(Extracted data entries)
***
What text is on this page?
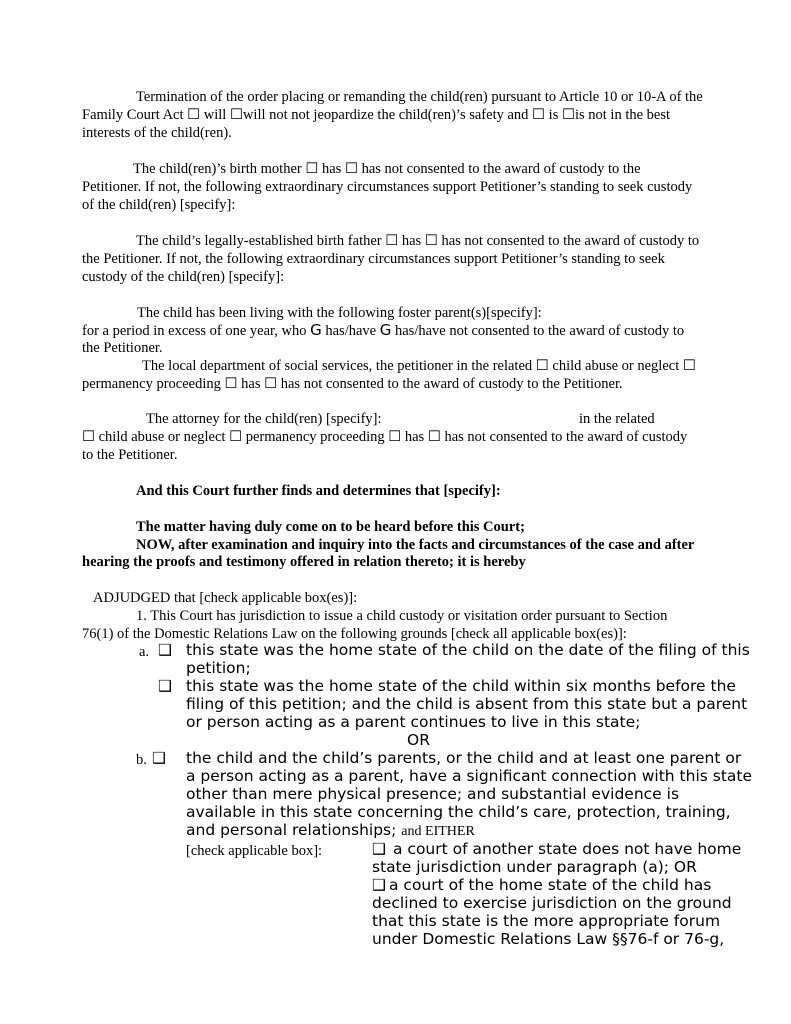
Termination of the order placing or remanding the child(ren) pursuant to Article 10 or 10-A of the
Family Court Act ☐ will ☐will not not jeopardize the child(ren)’s safety and ☐ is ☐is not in the best
interests of the child(ren).
The child(ren)’s birth mother ☐ has ☐ has not consented to the award of custody to the
Petitioner. If not, the following extraordinary circumstances support Petitioner’s standing to seek custody
of the child(ren) [specify]:
The child’s legally-established birth father ☐ has ☐ has not consented to the award of custody to
the Petitioner. If not, the following extraordinary circumstances support Petitioner’s standing to seek
custody of the child(ren) [specify]:
The child has been living with the following foster parent(s)[specify]:
for a period in excess of one year, who G has/have G has/have not consented to the award of custody to
the Petitioner.
The local department of social services, the petitioner in the related ☐ child abuse or neglect ☐
permanency proceeding ☐ has ☐ has not consented to the award of custody to the Petitioner.
The attorney for the child(ren) [specify]:	in the related
☐ child abuse or neglect ☐ permanency proceeding ☐ has ☐ has not consented to the award of custody
to the Petitioner.
And this Court further finds and determines that [specify]:
The matter having duly come on to be heard before this Court;
NOW, after examination and inquiry into the facts and circumstances of the case and after
hearing the proofs and testimony offered in relation thereto; it is hereby
ADJUDGED that [check applicable box(es)]:
1. This Court has jurisdiction to issue a child custody or visitation order pursuant to Section
76(1) of the Domestic Relations Law on the following grounds [check all applicable box(es)]:
a. ❑ this state was the home state of the child on the date of the filing of this
petition;
❑ this state was the home state of the child within six months before the
filing of this petition; and the child is absent from this state but a parent
or person acting as a parent continues to live in this state;
OR
b. ❑ the child and the child’s parents, or the child and at least one parent or
a person acting as a parent, have a significant connection with this state
other than mere physical presence; and substantial evidence is
available in this state concerning the child’s care, protection, training,
and personal relationships; and EITHER
[check applicable box]:	❑ a court of another state does not have home
state jurisdiction under paragraph (a); OR
❑ a court of the home state of the child has
declined to exercise jurisdiction on the ground
that this state is the more appropriate forum
under Domestic Relations Law §§76-f or 76-g,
***
Select every line of the material above holding the word "that" and copy it.

Worked answer ▸
And this Court further finds and determines that [specify]:
ADJUDGED that [check applicable box(es)]:
that this state is the more appropriate forum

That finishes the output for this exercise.